_Problem to work on:_ Copy the rows below without any change, beginning with the first row and ending after the row that contains "y-tick-label: 120: [24, 134, 38, 144]".

Records

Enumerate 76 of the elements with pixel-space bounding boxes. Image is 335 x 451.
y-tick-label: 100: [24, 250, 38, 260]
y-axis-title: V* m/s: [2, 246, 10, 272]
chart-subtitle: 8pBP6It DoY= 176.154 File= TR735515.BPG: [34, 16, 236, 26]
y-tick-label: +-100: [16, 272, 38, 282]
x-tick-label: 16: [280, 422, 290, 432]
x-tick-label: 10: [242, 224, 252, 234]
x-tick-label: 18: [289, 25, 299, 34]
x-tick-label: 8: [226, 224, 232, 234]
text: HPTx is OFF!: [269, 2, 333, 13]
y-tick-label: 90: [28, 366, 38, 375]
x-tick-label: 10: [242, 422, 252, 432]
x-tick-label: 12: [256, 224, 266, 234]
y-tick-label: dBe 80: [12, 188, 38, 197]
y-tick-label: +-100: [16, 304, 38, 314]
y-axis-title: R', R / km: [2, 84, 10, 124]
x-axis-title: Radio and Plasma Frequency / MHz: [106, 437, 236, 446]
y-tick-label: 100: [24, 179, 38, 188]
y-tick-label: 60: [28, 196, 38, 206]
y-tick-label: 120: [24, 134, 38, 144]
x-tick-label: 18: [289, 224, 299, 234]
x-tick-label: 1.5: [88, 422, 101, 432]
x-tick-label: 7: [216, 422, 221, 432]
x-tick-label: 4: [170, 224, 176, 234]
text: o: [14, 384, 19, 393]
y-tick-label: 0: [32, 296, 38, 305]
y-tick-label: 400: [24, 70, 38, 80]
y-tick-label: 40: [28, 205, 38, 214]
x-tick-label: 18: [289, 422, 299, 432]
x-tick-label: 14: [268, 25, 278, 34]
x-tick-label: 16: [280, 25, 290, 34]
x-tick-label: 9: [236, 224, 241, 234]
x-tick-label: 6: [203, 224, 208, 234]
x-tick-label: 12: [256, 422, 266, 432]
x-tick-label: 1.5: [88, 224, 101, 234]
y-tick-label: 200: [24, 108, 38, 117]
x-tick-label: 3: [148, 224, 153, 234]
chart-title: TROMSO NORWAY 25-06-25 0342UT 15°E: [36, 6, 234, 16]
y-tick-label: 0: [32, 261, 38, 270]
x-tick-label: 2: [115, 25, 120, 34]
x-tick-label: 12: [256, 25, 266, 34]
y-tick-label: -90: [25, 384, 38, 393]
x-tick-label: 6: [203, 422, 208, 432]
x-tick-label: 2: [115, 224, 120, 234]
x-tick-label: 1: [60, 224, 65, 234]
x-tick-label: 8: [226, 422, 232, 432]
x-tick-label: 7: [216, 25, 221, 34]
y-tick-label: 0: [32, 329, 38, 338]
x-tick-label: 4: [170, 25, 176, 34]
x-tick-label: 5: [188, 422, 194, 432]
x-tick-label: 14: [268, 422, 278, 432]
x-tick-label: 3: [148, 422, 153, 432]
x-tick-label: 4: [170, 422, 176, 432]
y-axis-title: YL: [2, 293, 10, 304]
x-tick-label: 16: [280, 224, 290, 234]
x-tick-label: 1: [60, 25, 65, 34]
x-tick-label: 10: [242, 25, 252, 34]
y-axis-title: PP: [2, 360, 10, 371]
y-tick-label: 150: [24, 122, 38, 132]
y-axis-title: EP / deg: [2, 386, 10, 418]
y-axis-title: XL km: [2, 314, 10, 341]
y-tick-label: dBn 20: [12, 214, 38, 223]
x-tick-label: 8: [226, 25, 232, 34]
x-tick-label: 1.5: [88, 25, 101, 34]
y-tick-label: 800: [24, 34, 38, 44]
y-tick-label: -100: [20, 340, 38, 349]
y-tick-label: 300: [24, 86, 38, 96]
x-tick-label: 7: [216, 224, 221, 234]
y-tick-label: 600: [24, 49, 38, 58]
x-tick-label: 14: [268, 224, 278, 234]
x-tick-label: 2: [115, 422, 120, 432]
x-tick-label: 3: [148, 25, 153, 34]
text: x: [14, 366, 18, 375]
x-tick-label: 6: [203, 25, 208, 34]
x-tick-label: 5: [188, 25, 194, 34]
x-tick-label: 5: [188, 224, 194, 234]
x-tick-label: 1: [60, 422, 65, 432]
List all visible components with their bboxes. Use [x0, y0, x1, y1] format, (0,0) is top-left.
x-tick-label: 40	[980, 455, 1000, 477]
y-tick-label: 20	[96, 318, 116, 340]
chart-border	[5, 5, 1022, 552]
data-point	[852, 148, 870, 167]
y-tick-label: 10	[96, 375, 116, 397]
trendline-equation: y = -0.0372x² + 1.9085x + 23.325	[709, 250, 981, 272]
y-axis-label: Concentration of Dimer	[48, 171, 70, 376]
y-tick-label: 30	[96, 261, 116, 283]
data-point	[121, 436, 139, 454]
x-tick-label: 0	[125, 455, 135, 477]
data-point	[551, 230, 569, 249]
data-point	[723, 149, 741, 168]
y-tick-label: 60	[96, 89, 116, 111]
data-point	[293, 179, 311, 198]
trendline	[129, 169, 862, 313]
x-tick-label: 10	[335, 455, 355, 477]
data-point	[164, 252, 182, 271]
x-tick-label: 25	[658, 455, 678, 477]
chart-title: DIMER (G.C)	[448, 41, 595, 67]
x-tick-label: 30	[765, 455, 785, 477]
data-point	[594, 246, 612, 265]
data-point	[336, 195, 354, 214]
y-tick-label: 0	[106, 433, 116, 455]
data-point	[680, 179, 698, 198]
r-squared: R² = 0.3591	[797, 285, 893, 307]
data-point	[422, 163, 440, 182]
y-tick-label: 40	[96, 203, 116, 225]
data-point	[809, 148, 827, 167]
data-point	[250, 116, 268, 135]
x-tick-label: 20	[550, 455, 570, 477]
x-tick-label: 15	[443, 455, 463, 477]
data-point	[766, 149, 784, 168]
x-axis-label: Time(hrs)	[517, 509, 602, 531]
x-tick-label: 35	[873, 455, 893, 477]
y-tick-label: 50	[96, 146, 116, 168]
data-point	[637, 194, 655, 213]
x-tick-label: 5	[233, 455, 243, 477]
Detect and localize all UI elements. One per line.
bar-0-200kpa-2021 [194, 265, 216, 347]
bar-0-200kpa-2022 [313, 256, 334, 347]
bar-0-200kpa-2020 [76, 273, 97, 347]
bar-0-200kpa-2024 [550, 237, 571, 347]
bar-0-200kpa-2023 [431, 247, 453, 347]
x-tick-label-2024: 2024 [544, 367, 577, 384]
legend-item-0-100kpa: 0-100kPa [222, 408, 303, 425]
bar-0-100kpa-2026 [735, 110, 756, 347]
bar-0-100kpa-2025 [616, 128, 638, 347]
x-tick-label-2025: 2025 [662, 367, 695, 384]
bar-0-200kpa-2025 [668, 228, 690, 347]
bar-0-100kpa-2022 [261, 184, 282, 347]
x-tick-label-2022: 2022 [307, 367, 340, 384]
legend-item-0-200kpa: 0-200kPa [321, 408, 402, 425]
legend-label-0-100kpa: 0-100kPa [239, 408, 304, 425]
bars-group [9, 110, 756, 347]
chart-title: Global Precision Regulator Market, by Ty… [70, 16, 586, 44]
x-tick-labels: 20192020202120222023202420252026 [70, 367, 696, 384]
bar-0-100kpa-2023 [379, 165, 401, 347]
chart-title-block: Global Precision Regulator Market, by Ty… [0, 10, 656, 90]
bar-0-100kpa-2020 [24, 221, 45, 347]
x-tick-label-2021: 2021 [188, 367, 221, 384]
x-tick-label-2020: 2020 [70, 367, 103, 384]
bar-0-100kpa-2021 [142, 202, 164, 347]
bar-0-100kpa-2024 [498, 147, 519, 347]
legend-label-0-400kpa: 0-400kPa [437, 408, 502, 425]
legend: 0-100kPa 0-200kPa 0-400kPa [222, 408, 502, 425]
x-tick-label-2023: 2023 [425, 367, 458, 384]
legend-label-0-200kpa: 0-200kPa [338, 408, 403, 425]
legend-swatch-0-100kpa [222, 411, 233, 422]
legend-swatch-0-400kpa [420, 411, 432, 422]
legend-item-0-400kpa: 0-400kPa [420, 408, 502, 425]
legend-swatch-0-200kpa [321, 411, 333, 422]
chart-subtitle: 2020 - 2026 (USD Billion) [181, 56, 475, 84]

_Written solution:_
Enumerate 76 of the elements with pixel-space bounding boxes. Image is 335 x 451.
y-tick-label: 100: [24, 250, 38, 260]
y-axis-title: V* m/s: [2, 246, 10, 272]
chart-subtitle: 8pBP6It DoY= 176.154 File= TR735515.BPG: [34, 16, 236, 26]
y-tick-label: +-100: [16, 272, 38, 282]
x-tick-label: 16: [280, 422, 290, 432]
x-tick-label: 10: [242, 224, 252, 234]
x-tick-label: 18: [289, 25, 299, 34]
x-tick-label: 8: [226, 224, 232, 234]
text: HPTx is OFF!: [269, 2, 333, 13]
y-tick-label: 90: [28, 366, 38, 375]
x-tick-label: 10: [242, 422, 252, 432]
x-tick-label: 12: [256, 224, 266, 234]
y-tick-label: dBe 80: [12, 188, 38, 197]
y-tick-label: +-100: [16, 304, 38, 314]
y-axis-title: R', R / km: [2, 84, 10, 124]
x-axis-title: Radio and Plasma Frequency / MHz: [106, 437, 236, 446]
y-tick-label: 100: [24, 179, 38, 188]
y-tick-label: 60: [28, 196, 38, 206]
y-tick-label: 120: [24, 134, 38, 144]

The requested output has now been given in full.